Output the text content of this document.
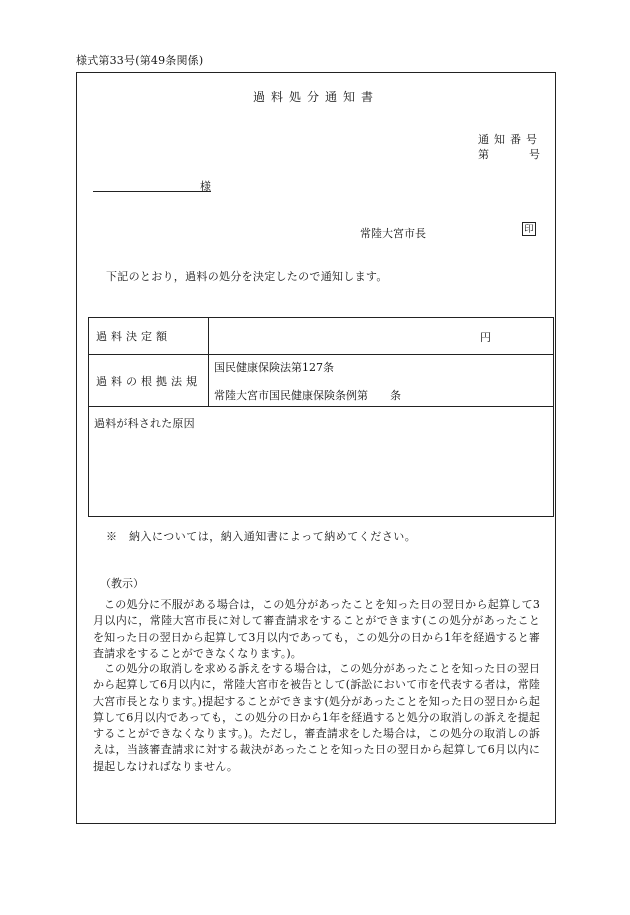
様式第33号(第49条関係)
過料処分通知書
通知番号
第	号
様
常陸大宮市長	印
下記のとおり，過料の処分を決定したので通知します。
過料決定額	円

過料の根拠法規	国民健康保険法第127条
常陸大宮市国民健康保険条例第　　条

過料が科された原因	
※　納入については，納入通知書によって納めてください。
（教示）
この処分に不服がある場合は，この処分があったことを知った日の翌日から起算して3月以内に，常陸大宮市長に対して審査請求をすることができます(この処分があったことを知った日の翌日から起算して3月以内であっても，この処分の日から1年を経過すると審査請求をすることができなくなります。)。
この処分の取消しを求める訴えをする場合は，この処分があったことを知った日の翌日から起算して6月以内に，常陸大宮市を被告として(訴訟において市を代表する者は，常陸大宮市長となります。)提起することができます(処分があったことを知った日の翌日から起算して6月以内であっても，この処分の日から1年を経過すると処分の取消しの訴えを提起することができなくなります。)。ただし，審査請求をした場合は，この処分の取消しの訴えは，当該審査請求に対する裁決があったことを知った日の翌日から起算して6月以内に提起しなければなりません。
--
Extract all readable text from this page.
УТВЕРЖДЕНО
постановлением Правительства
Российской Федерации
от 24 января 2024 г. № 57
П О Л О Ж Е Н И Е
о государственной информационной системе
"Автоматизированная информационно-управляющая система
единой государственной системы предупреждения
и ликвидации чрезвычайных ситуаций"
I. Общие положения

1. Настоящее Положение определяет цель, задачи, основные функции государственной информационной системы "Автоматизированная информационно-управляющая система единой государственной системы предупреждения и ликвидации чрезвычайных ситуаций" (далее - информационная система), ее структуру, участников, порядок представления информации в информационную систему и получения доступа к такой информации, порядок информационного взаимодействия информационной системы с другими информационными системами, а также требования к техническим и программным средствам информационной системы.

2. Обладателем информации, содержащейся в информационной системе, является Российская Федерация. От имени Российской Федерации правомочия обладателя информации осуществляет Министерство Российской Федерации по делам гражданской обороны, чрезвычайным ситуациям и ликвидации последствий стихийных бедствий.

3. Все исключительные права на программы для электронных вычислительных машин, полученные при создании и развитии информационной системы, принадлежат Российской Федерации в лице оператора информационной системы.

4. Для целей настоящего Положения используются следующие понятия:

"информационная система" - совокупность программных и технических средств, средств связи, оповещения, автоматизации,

_WHAT IS REQUIRED_
Read through the entries and copy every line that includes "ситуаций".

_ANSWER TO THIS EXERCISE_
и ликвидации чрезвычайных ситуаций"
1. Настоящее Положение определяет цель, задачи, основные функции государственной информационной системы "Автоматизированная информационно-управляющая система единой государственной системы предупреждения и ликвидации чрезвычайных ситуаций" (далее - информационная система), ее структуру, участников, порядок представления информации в информационную систему и получения доступа к такой информации, порядок информационного взаимодействия информационной системы с другими информационными системами, а также требования к техническим и программным средствам информационной системы.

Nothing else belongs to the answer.